┌──
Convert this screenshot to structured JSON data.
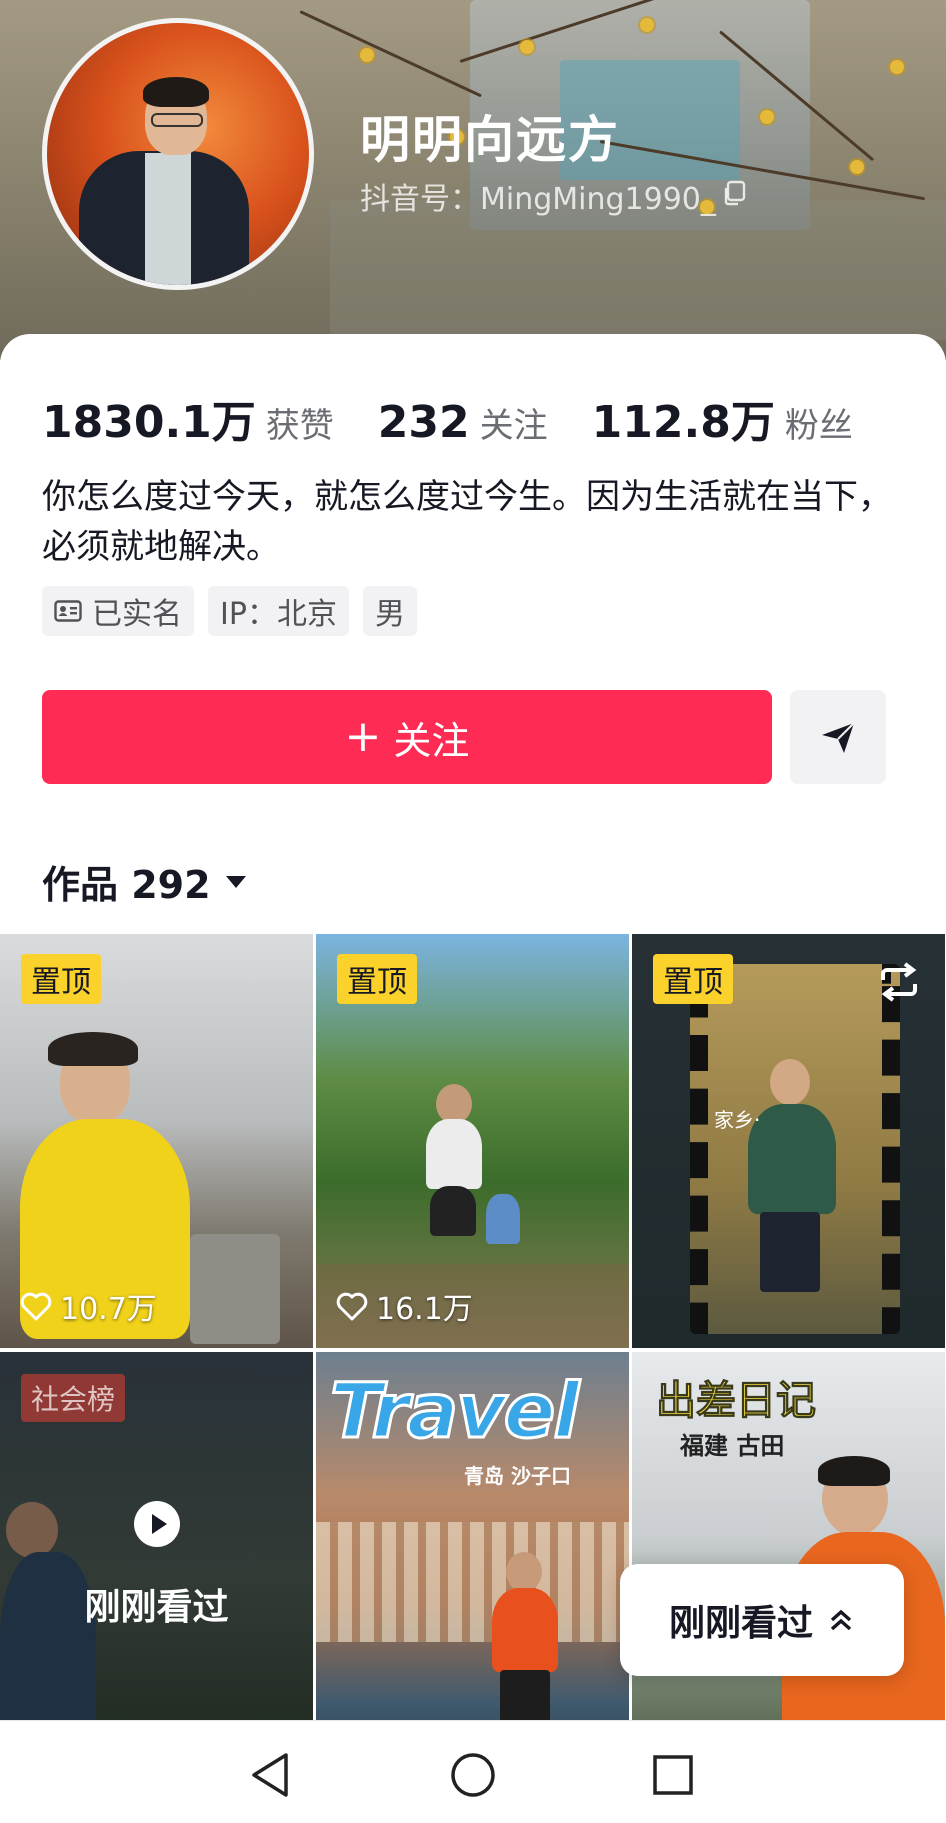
{
  "profile": {
    "display_name": "明明向远方",
    "douyin_id": "抖音号：MingMing1990_",
    "stats": [
      {
        "value": "1830.1万",
        "label": "获赞"
      },
      {
        "value": "232",
        "label": "关注"
      },
      {
        "value": "112.8万",
        "label": "粉丝"
      }
    ],
    "bio": "你怎么度过今天，就怎么度过今生。因为生活就在当下，必须就地解决。",
    "tags": {
      "verified": "已实名",
      "ip": "IP：北京",
      "gender": "男"
    }
  },
  "actions": {
    "follow_label": "关注",
    "follow_color": "#fe2c55"
  },
  "works": {
    "label": "作品 292",
    "pin_label": "置顶",
    "tiles": [
      {
        "likes": "10.7万"
      },
      {
        "likes": "16.1万"
      },
      {
        "overlay_text": "家乡·"
      },
      {
        "rank_badge": "社会榜",
        "watched_label": "刚刚看过"
      },
      {
        "title": "Travel",
        "subtitle": "青岛  沙子口"
      },
      {
        "title": "出差日记",
        "subtitle": "福建  古田"
      }
    ]
  },
  "popup": {
    "label": "刚刚看过"
  },
  "icons": {
    "copy": "copy-icon",
    "share": "send-icon",
    "heart": "heart-icon",
    "repost": "repost-icon",
    "play": "play-icon",
    "back": "nav-back-icon",
    "home": "nav-home-icon",
    "recents": "nav-recents-icon"
  }
}
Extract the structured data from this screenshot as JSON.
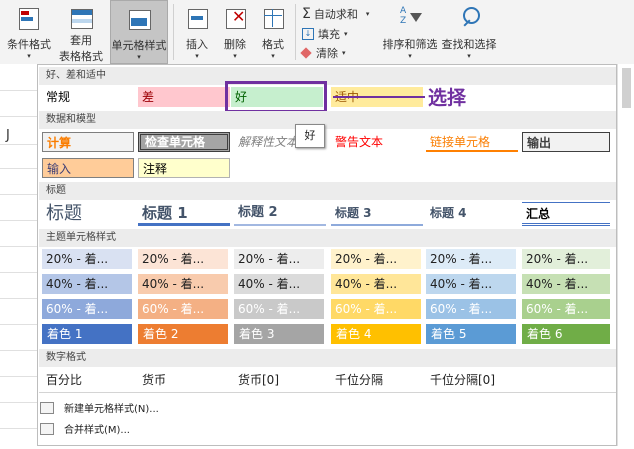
{
  "ribbon": {
    "cond_format": "条件格式",
    "table_format_1": "套用",
    "table_format_2": "表格格式",
    "cell_styles": "单元格样式",
    "insert": "插入",
    "delete": "删除",
    "format": "格式",
    "autosum": "自动求和",
    "fill": "填充",
    "clear": "清除",
    "sort_filter": "排序和筛选",
    "find_select": "查找和选择"
  },
  "sheet": {
    "col_label": "J"
  },
  "sections": {
    "good_bad": "好、差和适中",
    "data_model": "数据和模型",
    "titles": "标题",
    "theme": "主题单元格样式",
    "number": "数字格式"
  },
  "good_bad": {
    "normal": "常规",
    "bad": "差",
    "good": "好",
    "neutral": "适中"
  },
  "annotation": {
    "label": "选择"
  },
  "tooltip": {
    "text": "好"
  },
  "data_model": {
    "calc": "计算",
    "check": "检查单元格",
    "explain": "解释性文本",
    "warn": "警告文本",
    "link": "链接单元格",
    "output": "输出",
    "input": "输入",
    "note": "注释"
  },
  "titles": {
    "title": "标题",
    "h1": "标题 1",
    "h2": "标题 2",
    "h3": "标题 3",
    "h4": "标题 4",
    "total": "汇总"
  },
  "theme": {
    "row20": [
      "20% - 着...",
      "20% - 着...",
      "20% - 着...",
      "20% - 着...",
      "20% - 着...",
      "20% - 着..."
    ],
    "row40": [
      "40% - 着...",
      "40% - 着...",
      "40% - 着...",
      "40% - 着...",
      "40% - 着...",
      "40% - 着..."
    ],
    "row60": [
      "60% - 着...",
      "60% - 着...",
      "60% - 着...",
      "60% - 着...",
      "60% - 着...",
      "60% - 着..."
    ],
    "accent": [
      "着色 1",
      "着色 2",
      "着色 3",
      "着色 4",
      "着色 5",
      "着色 6"
    ]
  },
  "number": {
    "percent": "百分比",
    "currency": "货币",
    "currency0": "货币[0]",
    "comma": "千位分隔",
    "comma0": "千位分隔[0]"
  },
  "menu": {
    "new_style": "新建单元格样式(N)...",
    "merge_style": "合并样式(M)..."
  },
  "colors": {
    "accent1": "#4472c4",
    "accent2": "#ed7d31",
    "accent3": "#a5a5a5",
    "accent4": "#ffc000",
    "accent5": "#5b9bd5",
    "accent6": "#70ad47",
    "highlight": "#7030a0"
  }
}
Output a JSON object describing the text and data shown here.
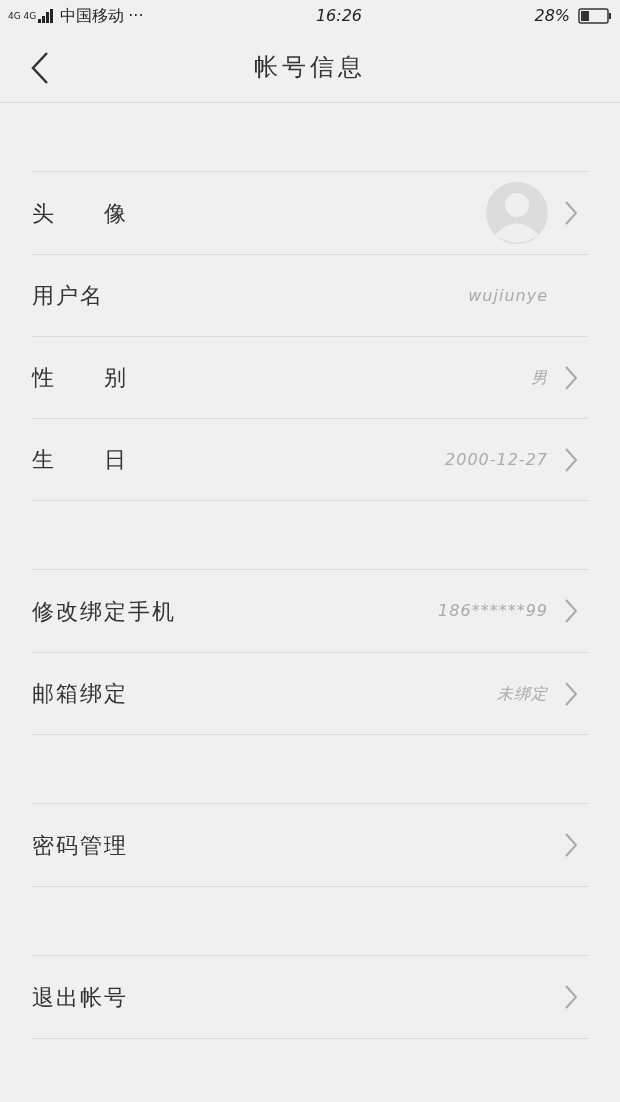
{
  "status_bar": {
    "network": "4G 4G",
    "carrier": "中国移动",
    "more": "···",
    "time": "16:26",
    "battery": "28%"
  },
  "header": {
    "title": "帐号信息"
  },
  "groups": [
    {
      "rows": [
        {
          "kind": "avatar",
          "label": "头　　像",
          "chevron": true
        },
        {
          "kind": "text",
          "label": "用户名",
          "value": "wujiunye",
          "chevron": false
        },
        {
          "kind": "text",
          "label": "性　　别",
          "value": "男",
          "chevron": true
        },
        {
          "kind": "text",
          "label": "生　　日",
          "value": "2000-12-27",
          "chevron": true
        }
      ]
    },
    {
      "rows": [
        {
          "kind": "text",
          "label": "修改绑定手机",
          "value": "186******99",
          "chevron": true
        },
        {
          "kind": "text",
          "label": "邮箱绑定",
          "value": "未绑定",
          "chevron": true
        }
      ]
    },
    {
      "rows": [
        {
          "kind": "text",
          "label": "密码管理",
          "chevron": true
        }
      ]
    },
    {
      "rows": [
        {
          "kind": "text",
          "label": "退出帐号",
          "chevron": true
        }
      ]
    }
  ]
}
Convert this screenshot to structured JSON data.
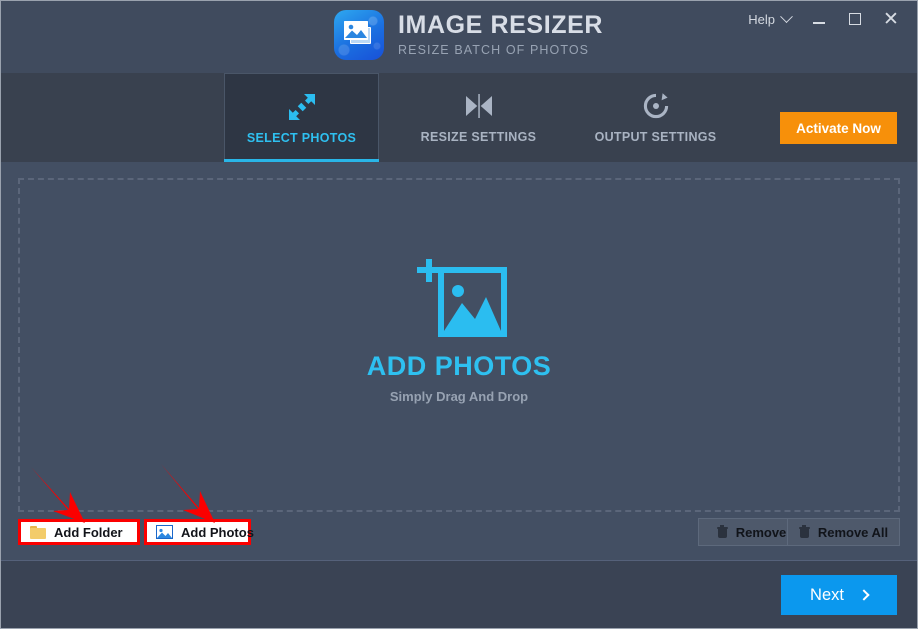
└──
Task prompt — Among the entries, how many lines include the word "value"? Answer with a single number and nothing further.

Answer in full — 8